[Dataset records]
────

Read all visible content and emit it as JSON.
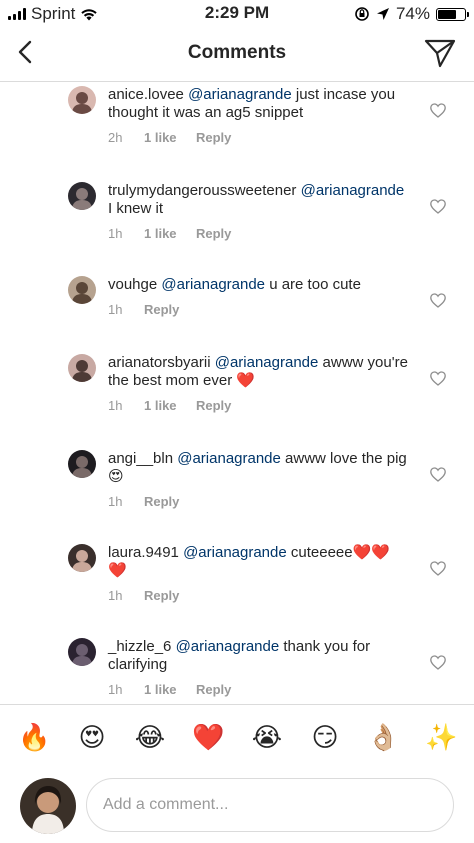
{
  "status_bar": {
    "carrier": "Sprint",
    "time": "2:29 PM",
    "battery": "74%",
    "battery_level": 0.74
  },
  "nav": {
    "title": "Comments"
  },
  "comments": [
    {
      "username": "anice.lovee",
      "mention": "@arianagrande",
      "text": " just incase you thought it was an ag5 snippet",
      "time": "2h",
      "likes": "1 like",
      "reply": "Reply"
    },
    {
      "username": "trulymydangeroussweetener",
      "mention": "@arianagrande",
      "text": " I knew it",
      "time": "1h",
      "likes": "1 like",
      "reply": "Reply"
    },
    {
      "username": "vouhge",
      "mention": "@arianagrande",
      "text": " u are too cute",
      "time": "1h",
      "likes": "",
      "reply": "Reply"
    },
    {
      "username": "arianatorsbyarii",
      "mention": "@arianagrande",
      "text": " awww you're the best mom ever ❤️",
      "time": "1h",
      "likes": "1 like",
      "reply": "Reply"
    },
    {
      "username": "angi__bln",
      "mention": "@arianagrande",
      "text": " awww love the pig😍",
      "time": "1h",
      "likes": "",
      "reply": "Reply"
    },
    {
      "username": "laura.9491",
      "mention": "@arianagrande",
      "text": " cuteeeee❤️❤️❤️",
      "time": "1h",
      "likes": "",
      "reply": "Reply"
    },
    {
      "username": "_hizzle_6",
      "mention": "@arianagrande",
      "text": " thank you for clarifying",
      "time": "1h",
      "likes": "1 like",
      "reply": "Reply"
    }
  ],
  "emoji_bar": [
    "🔥",
    "😍",
    "😂",
    "❤️",
    "😭",
    "😏",
    "👌🏼",
    "✨"
  ],
  "composer": {
    "placeholder": "Add a comment..."
  },
  "icons": {
    "back": "chevron-left-icon",
    "send": "paper-plane-icon",
    "like": "heart-outline-icon"
  },
  "colors": {
    "mention": "#003569",
    "meta": "#999999",
    "divider": "#dbdbdb"
  }
}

────

Task description: Quote all the lines above exactly as given. Do not include the pictures.

Task answer:
Read all visible content and emit it as JSON.
{
  "status_bar": {
    "carrier": "Sprint",
    "time": "2:29 PM",
    "battery": "74%",
    "battery_level": 0.74
  },
  "nav": {
    "title": "Comments"
  },
  "comments": [
    {
      "username": "anice.lovee",
      "mention": "@arianagrande",
      "text": " just incase you thought it was an ag5 snippet",
      "time": "2h",
      "likes": "1 like",
      "reply": "Reply"
    },
    {
      "username": "trulymydangeroussweetener",
      "mention": "@arianagrande",
      "text": " I knew it",
      "time": "1h",
      "likes": "1 like",
      "reply": "Reply"
    },
    {
      "username": "vouhge",
      "mention": "@arianagrande",
      "text": " u are too cute",
      "time": "1h",
      "likes": "",
      "reply": "Reply"
    },
    {
      "username": "arianatorsbyarii",
      "mention": "@arianagrande",
      "text": " awww you're the best mom ever ❤️",
      "time": "1h",
      "likes": "1 like",
      "reply": "Reply"
    },
    {
      "username": "angi__bln",
      "mention": "@arianagrande",
      "text": " awww love the pig😍",
      "time": "1h",
      "likes": "",
      "reply": "Reply"
    },
    {
      "username": "laura.9491",
      "mention": "@arianagrande",
      "text": " cuteeeee❤️❤️❤️",
      "time": "1h",
      "likes": "",
      "reply": "Reply"
    },
    {
      "username": "_hizzle_6",
      "mention": "@arianagrande",
      "text": " thank you for clarifying",
      "time": "1h",
      "likes": "1 like",
      "reply": "Reply"
    }
  ],
  "emoji_bar": [
    "🔥",
    "😍",
    "😂",
    "❤️",
    "😭",
    "😏",
    "👌🏼",
    "✨"
  ],
  "composer": {
    "placeholder": "Add a comment..."
  },
  "icons": {
    "back": "chevron-left-icon",
    "send": "paper-plane-icon",
    "like": "heart-outline-icon"
  },
  "colors": {
    "mention": "#003569",
    "meta": "#999999",
    "divider": "#dbdbdb"
  }
}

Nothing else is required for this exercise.